-------- RAW DATA
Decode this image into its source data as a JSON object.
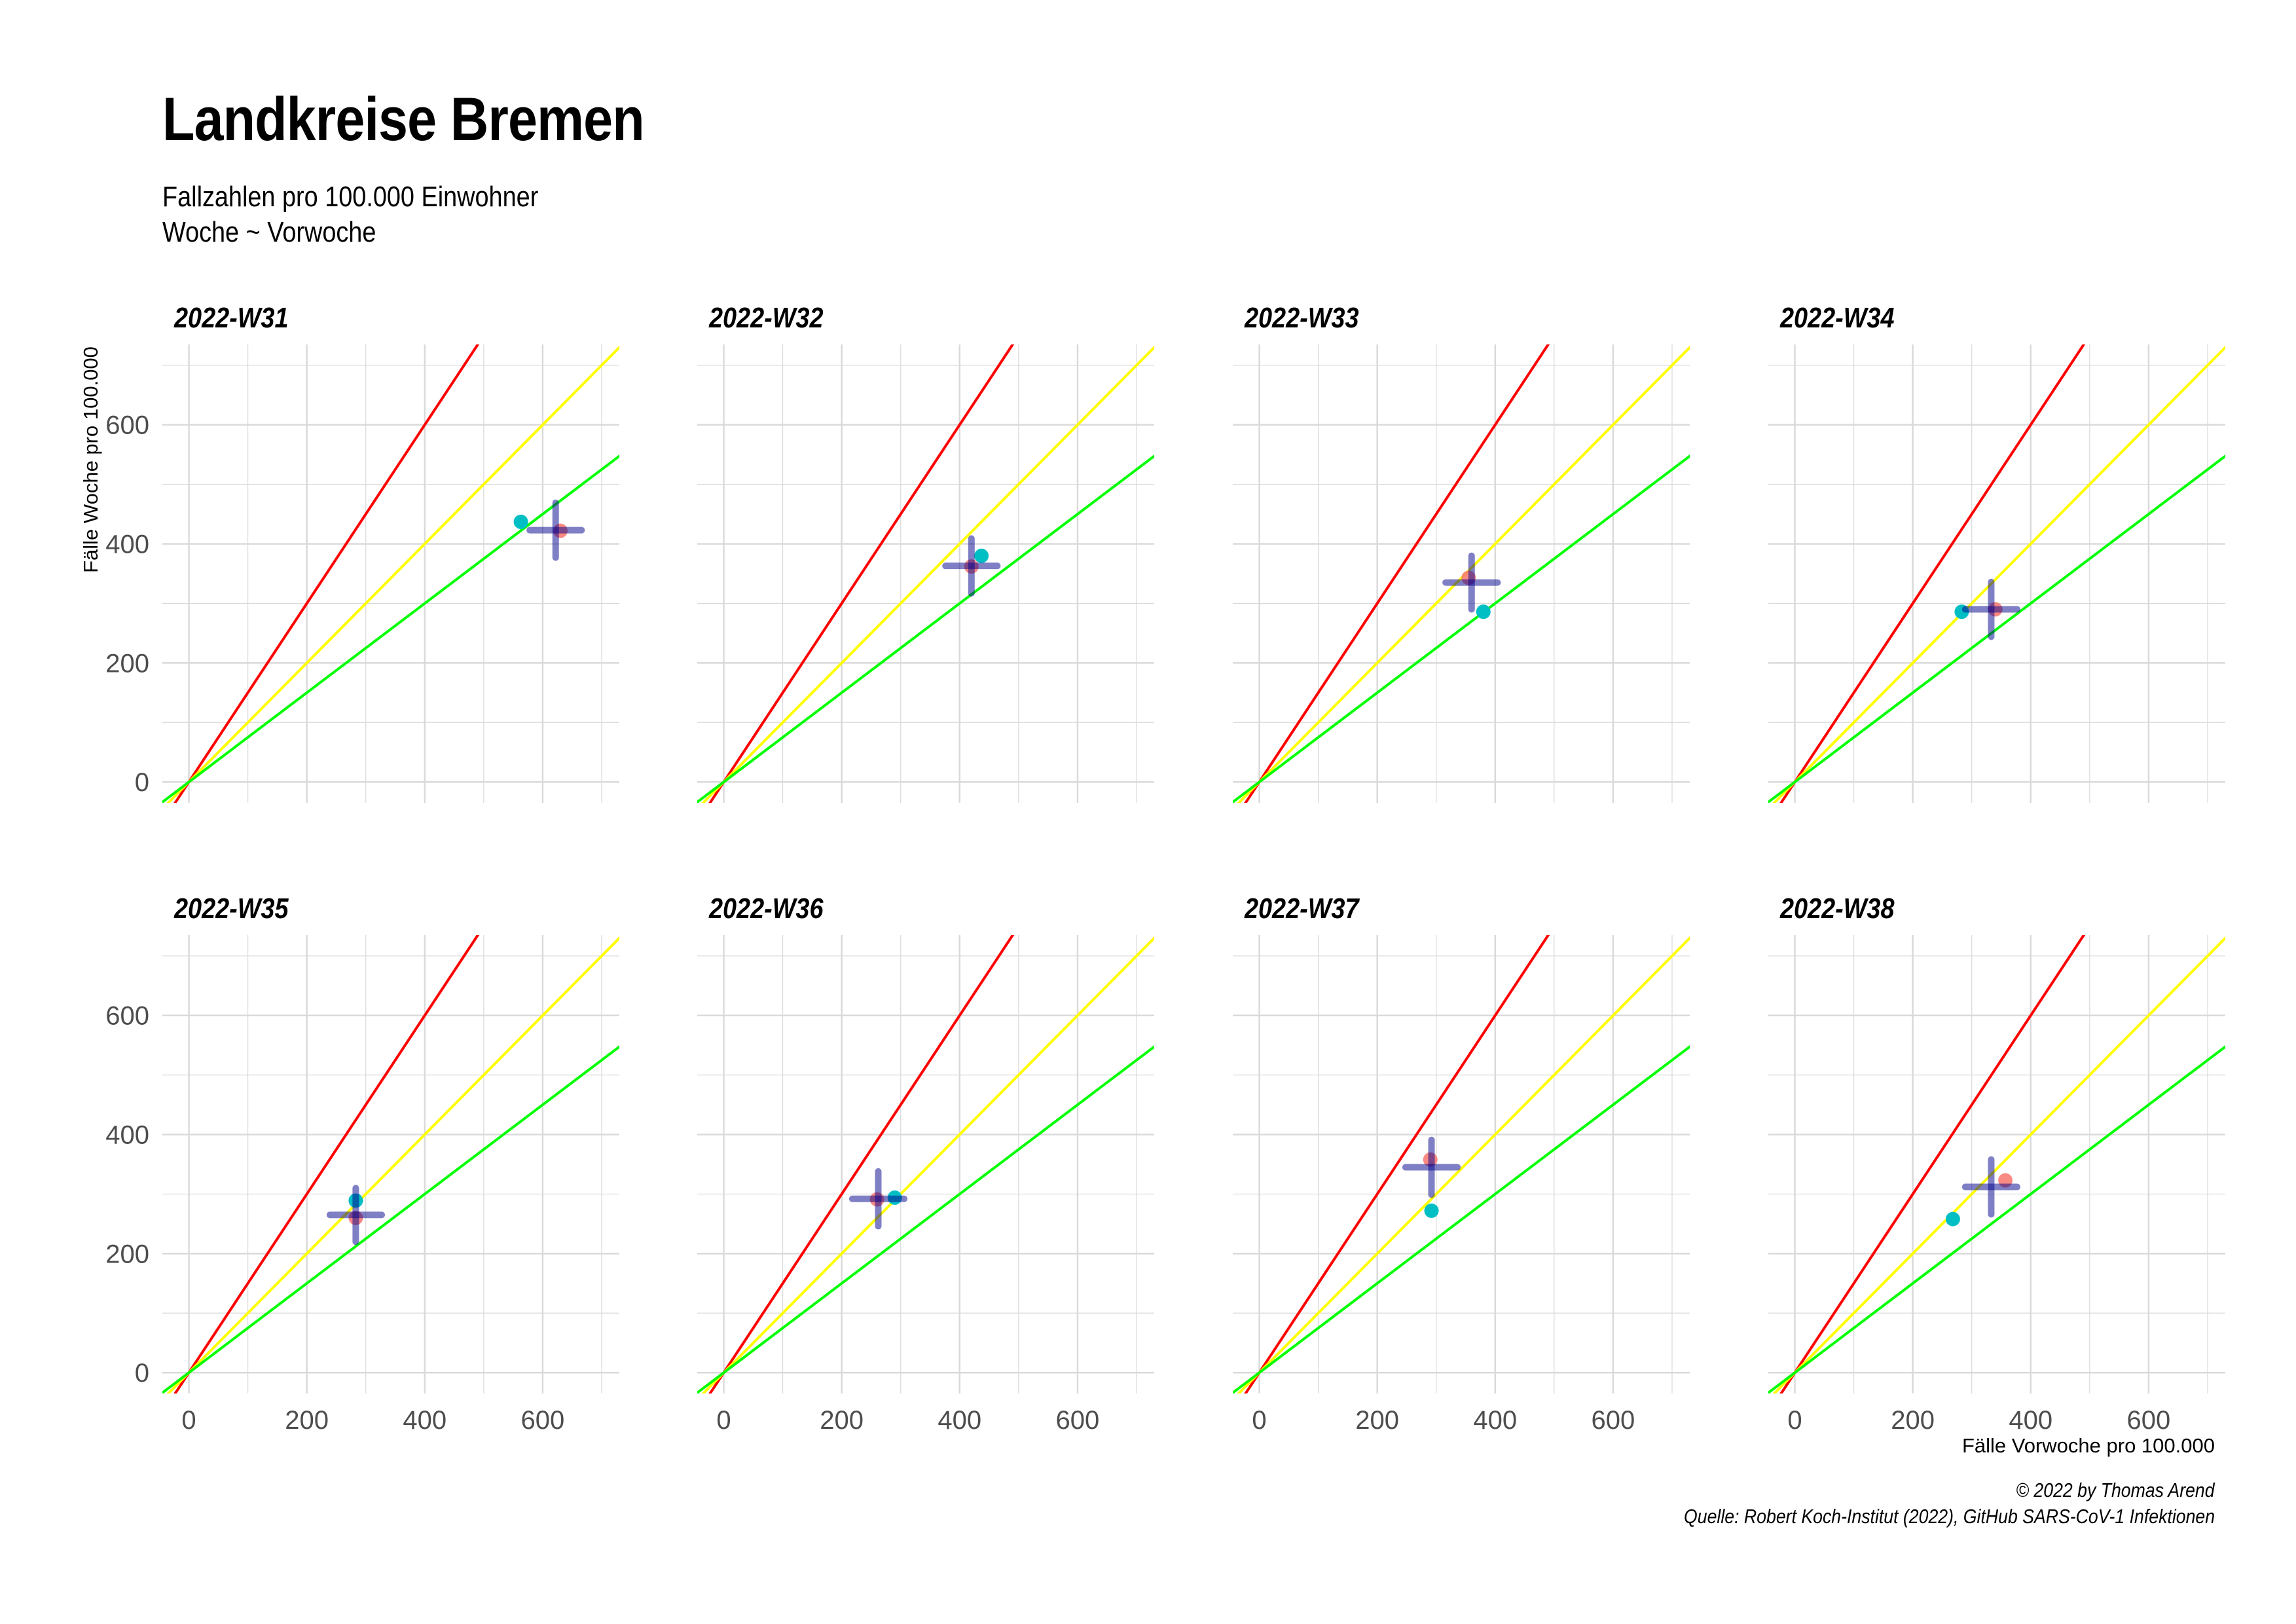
{
  "title": "Landkreise Bremen",
  "subtitle": [
    "Fallzahlen pro 100.000 Einwohner",
    "Woche ~ Vorwoche"
  ],
  "caption": [
    "© 2022 by Thomas Arend",
    "Quelle: Robert Koch-Institut (2022), GitHub SARS-CoV-1 Infektionen"
  ],
  "colors": {
    "red_line": "#ff0000",
    "yellow_line": "#ffff00",
    "green_line": "#00ff00",
    "cyan_point": "#00bfc4",
    "red_point": "#f8766d",
    "crosshair": "#00008b",
    "grid": "#d9d9d9"
  },
  "chart_data": {
    "type": "scatter",
    "facets": "2 rows x 4 columns, shared axes",
    "xlabel": "Fälle Vorwoche pro 100.000",
    "ylabel": "Fälle Woche pro 100.000",
    "xlim": [
      -45,
      730
    ],
    "ylim": [
      -35,
      735
    ],
    "x_ticks": [
      0,
      200,
      400,
      600
    ],
    "y_ticks": [
      0,
      200,
      400,
      600
    ],
    "grid": true,
    "reference_lines": [
      {
        "color": "red",
        "slope": 1.5
      },
      {
        "color": "yellow",
        "slope": 1.0
      },
      {
        "color": "green",
        "slope": 0.75
      }
    ],
    "panels": [
      {
        "label": "2022-W31",
        "points": [
          {
            "color": "cyan",
            "x": 563,
            "y": 437
          },
          {
            "color": "red",
            "x": 630,
            "y": 422
          }
        ],
        "crosshair": {
          "x": 622,
          "y": 423,
          "x_range": [
            578,
            666
          ],
          "y_range": [
            377,
            469
          ]
        }
      },
      {
        "label": "2022-W32",
        "points": [
          {
            "color": "cyan",
            "x": 437,
            "y": 380
          },
          {
            "color": "red",
            "x": 420,
            "y": 362
          }
        ],
        "crosshair": {
          "x": 420,
          "y": 363,
          "x_range": [
            376,
            464
          ],
          "y_range": [
            317,
            409
          ]
        }
      },
      {
        "label": "2022-W33",
        "points": [
          {
            "color": "cyan",
            "x": 380,
            "y": 286
          },
          {
            "color": "red",
            "x": 355,
            "y": 343
          }
        ],
        "crosshair": {
          "x": 360,
          "y": 335,
          "x_range": [
            316,
            404
          ],
          "y_range": [
            290,
            380
          ]
        }
      },
      {
        "label": "2022-W34",
        "points": [
          {
            "color": "cyan",
            "x": 283,
            "y": 286
          },
          {
            "color": "red",
            "x": 340,
            "y": 290
          }
        ],
        "crosshair": {
          "x": 333,
          "y": 290,
          "x_range": [
            289,
            377
          ],
          "y_range": [
            244,
            336
          ]
        }
      },
      {
        "label": "2022-W35",
        "points": [
          {
            "color": "cyan",
            "x": 283,
            "y": 289
          },
          {
            "color": "red",
            "x": 283,
            "y": 260
          }
        ],
        "crosshair": {
          "x": 283,
          "y": 265,
          "x_range": [
            239,
            327
          ],
          "y_range": [
            220,
            310
          ]
        }
      },
      {
        "label": "2022-W36",
        "points": [
          {
            "color": "cyan",
            "x": 290,
            "y": 294
          },
          {
            "color": "red",
            "x": 260,
            "y": 291
          }
        ],
        "crosshair": {
          "x": 262,
          "y": 292,
          "x_range": [
            218,
            306
          ],
          "y_range": [
            246,
            338
          ]
        }
      },
      {
        "label": "2022-W37",
        "points": [
          {
            "color": "cyan",
            "x": 292,
            "y": 272
          },
          {
            "color": "red",
            "x": 290,
            "y": 358
          }
        ],
        "crosshair": {
          "x": 292,
          "y": 345,
          "x_range": [
            248,
            336
          ],
          "y_range": [
            299,
            391
          ]
        }
      },
      {
        "label": "2022-W38",
        "points": [
          {
            "color": "cyan",
            "x": 268,
            "y": 258
          },
          {
            "color": "red",
            "x": 357,
            "y": 323
          }
        ],
        "crosshair": {
          "x": 333,
          "y": 312,
          "x_range": [
            289,
            377
          ],
          "y_range": [
            266,
            358
          ]
        }
      }
    ]
  }
}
----------------
WHAT YOU HAVE TO DO – How many lines of the listing include the string "Fälle"? Answer with the number alone.

TASK ANSWER – 2